** Given exercise **
Answer with nothing except the number of lines that contain the word "this".

** Given records **
++++++++++

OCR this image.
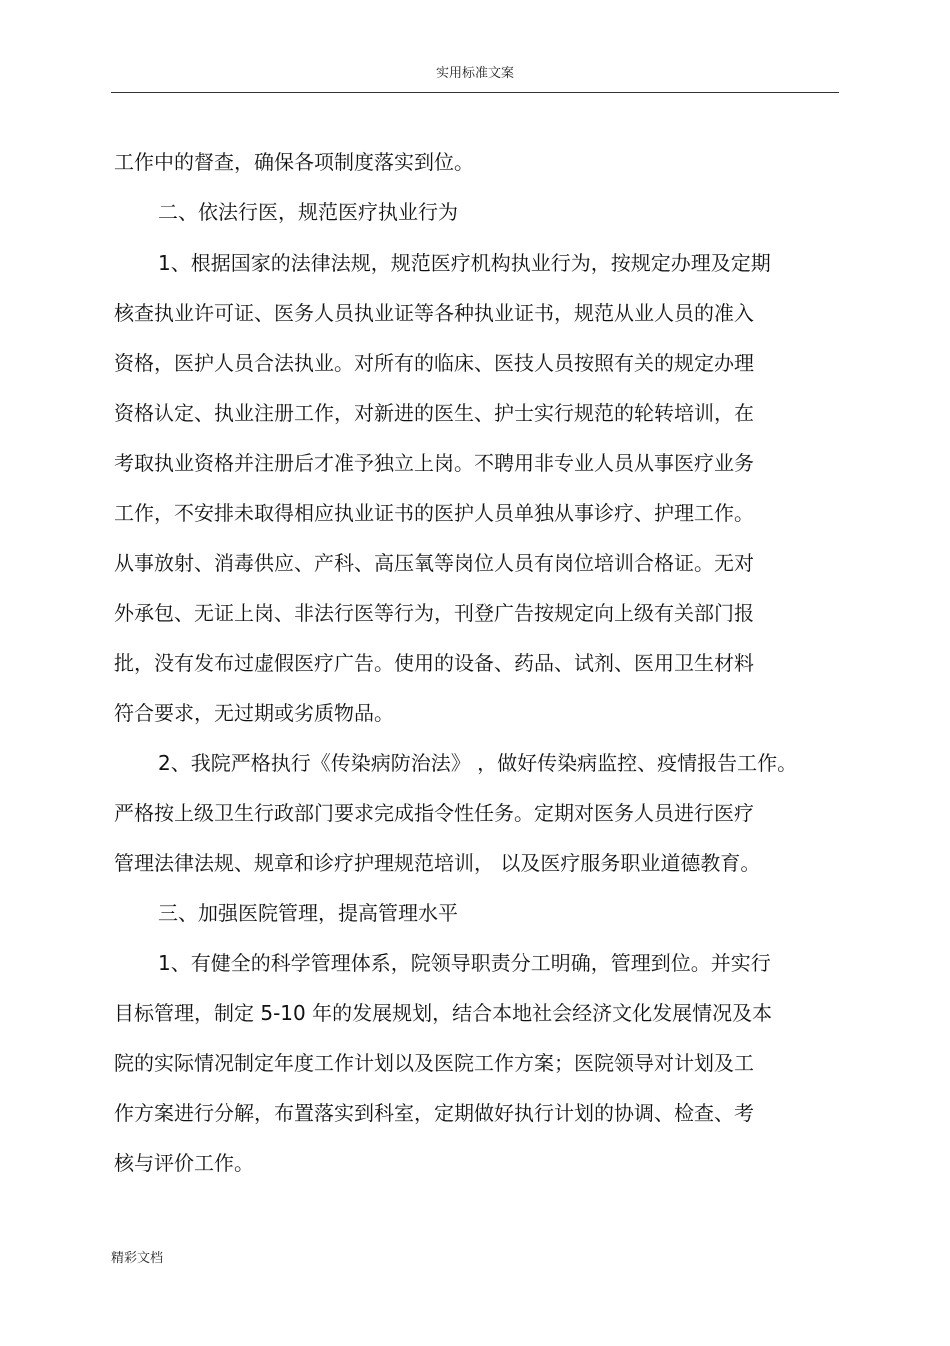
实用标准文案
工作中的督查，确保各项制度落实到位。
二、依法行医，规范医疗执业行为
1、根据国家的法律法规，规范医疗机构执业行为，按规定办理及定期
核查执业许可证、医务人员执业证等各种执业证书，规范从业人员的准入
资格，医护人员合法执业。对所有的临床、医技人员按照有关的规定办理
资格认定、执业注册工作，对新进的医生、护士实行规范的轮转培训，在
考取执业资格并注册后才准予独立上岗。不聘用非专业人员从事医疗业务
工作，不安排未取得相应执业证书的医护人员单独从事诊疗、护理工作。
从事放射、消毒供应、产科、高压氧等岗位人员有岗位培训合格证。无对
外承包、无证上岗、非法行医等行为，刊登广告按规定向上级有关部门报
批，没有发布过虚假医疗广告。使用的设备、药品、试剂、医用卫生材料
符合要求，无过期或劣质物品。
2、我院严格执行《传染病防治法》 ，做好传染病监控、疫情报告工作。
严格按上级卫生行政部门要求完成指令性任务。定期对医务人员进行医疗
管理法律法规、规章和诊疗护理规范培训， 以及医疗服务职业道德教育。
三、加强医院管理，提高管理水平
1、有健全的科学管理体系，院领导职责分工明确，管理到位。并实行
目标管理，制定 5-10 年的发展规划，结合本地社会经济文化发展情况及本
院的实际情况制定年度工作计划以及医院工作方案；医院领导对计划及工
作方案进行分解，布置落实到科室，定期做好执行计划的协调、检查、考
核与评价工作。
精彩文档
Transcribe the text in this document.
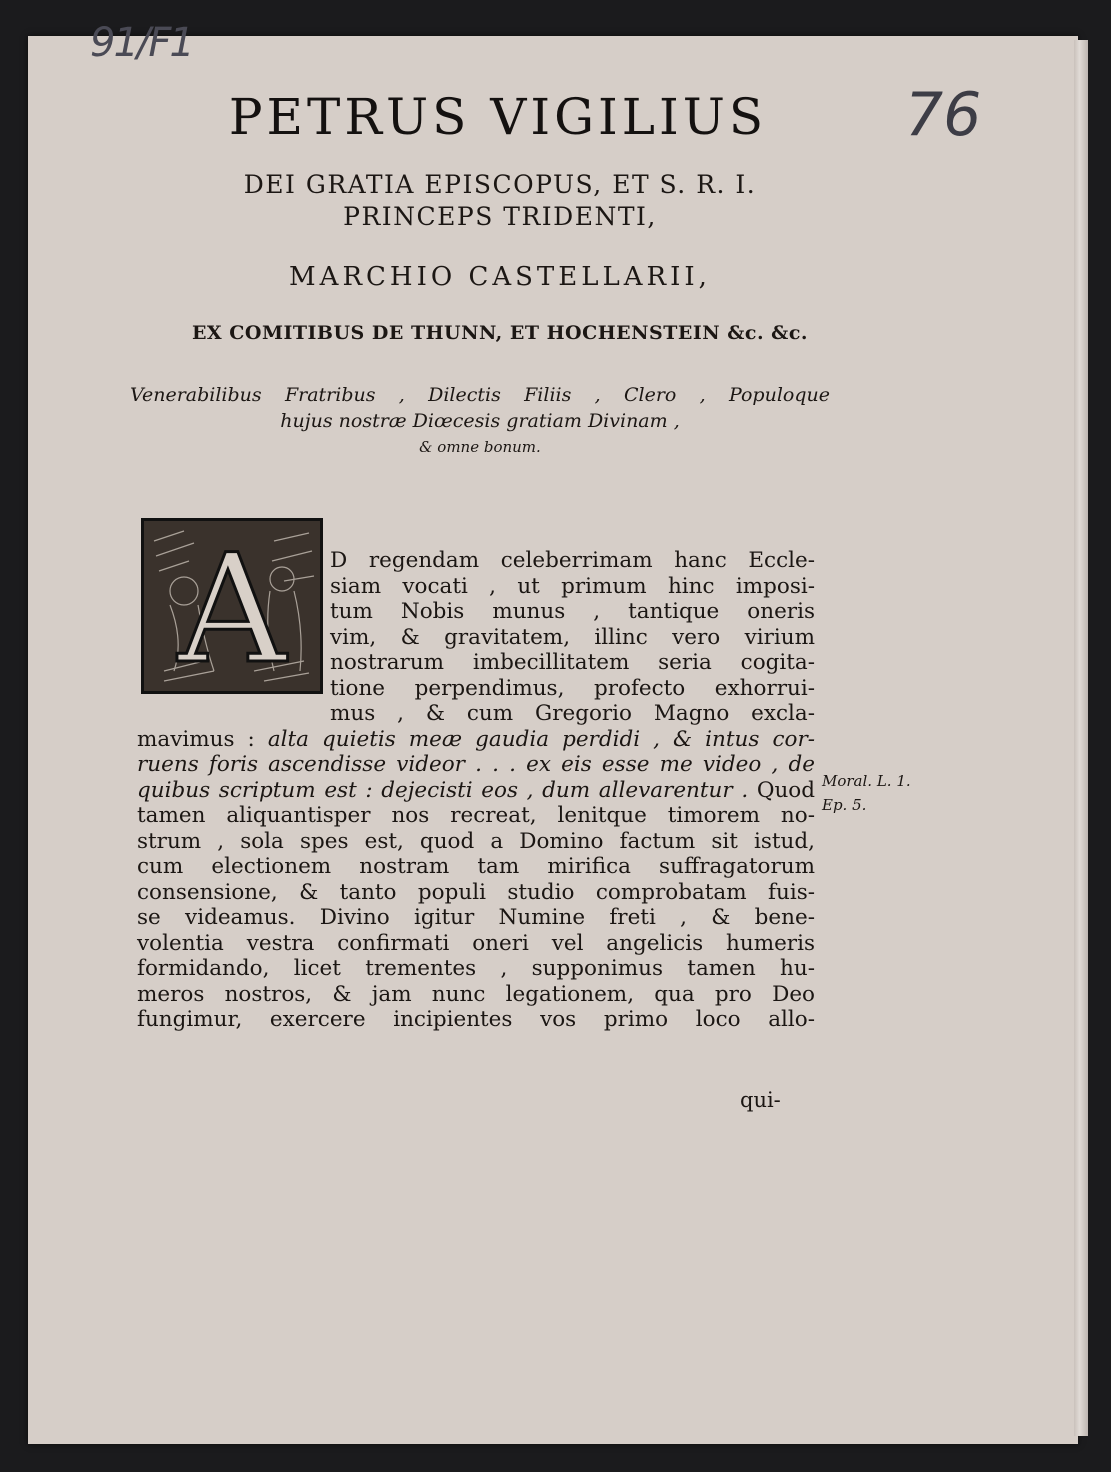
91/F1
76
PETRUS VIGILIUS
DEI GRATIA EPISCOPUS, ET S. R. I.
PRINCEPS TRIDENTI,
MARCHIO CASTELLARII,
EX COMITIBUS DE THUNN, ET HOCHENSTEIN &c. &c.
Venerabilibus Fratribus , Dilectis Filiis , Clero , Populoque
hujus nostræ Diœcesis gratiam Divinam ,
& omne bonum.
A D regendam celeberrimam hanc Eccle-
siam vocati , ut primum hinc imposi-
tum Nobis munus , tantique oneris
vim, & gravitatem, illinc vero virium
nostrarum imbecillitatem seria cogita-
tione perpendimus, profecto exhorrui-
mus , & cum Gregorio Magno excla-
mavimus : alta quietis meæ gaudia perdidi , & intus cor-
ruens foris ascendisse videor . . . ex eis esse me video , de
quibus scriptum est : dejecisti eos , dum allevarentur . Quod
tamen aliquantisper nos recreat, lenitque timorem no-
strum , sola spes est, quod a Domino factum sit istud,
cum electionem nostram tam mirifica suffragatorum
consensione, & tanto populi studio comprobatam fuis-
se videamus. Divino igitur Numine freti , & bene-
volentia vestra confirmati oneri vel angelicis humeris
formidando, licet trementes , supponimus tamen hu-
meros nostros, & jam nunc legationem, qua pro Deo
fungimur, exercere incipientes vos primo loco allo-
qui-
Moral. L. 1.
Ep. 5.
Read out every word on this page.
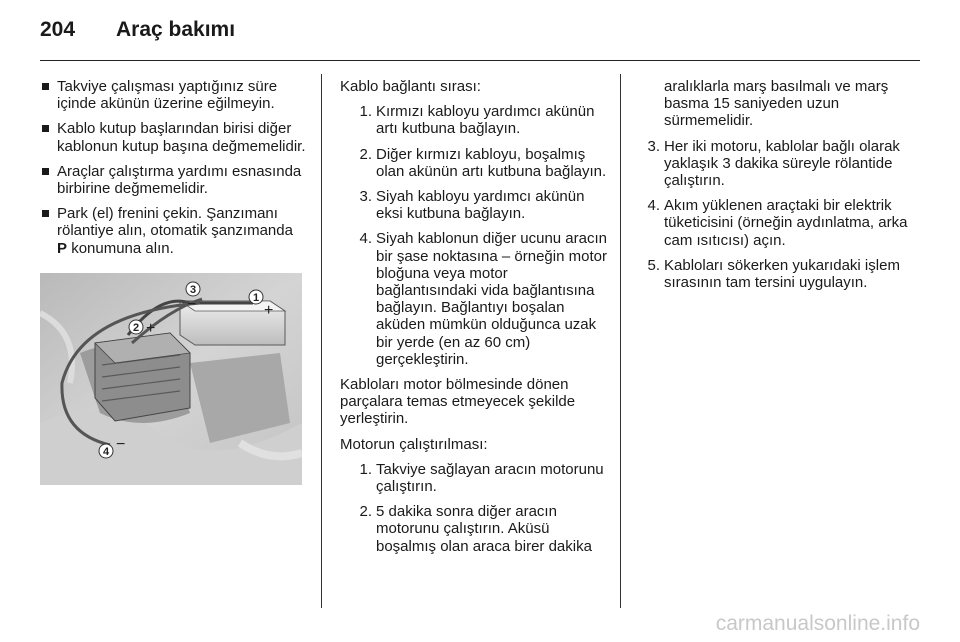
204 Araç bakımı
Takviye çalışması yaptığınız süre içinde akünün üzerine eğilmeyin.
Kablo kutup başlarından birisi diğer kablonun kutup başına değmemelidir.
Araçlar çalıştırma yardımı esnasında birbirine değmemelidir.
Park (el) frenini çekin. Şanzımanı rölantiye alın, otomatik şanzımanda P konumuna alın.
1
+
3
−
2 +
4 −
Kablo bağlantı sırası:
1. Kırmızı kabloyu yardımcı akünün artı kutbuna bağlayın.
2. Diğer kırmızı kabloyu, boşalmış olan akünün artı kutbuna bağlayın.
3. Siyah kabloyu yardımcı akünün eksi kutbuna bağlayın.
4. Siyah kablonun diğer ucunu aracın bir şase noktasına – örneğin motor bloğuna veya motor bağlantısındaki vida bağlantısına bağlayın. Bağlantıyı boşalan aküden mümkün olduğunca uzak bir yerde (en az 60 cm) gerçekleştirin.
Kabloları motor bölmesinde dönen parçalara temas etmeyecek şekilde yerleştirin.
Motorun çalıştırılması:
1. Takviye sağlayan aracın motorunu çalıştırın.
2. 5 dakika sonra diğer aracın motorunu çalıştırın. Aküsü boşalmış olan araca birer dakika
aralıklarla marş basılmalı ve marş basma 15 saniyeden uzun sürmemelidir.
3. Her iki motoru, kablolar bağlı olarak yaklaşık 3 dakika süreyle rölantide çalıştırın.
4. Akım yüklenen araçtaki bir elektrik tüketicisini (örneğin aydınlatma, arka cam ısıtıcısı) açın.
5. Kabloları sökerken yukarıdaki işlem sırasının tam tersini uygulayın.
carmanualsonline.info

++++++++++

** The reply **
3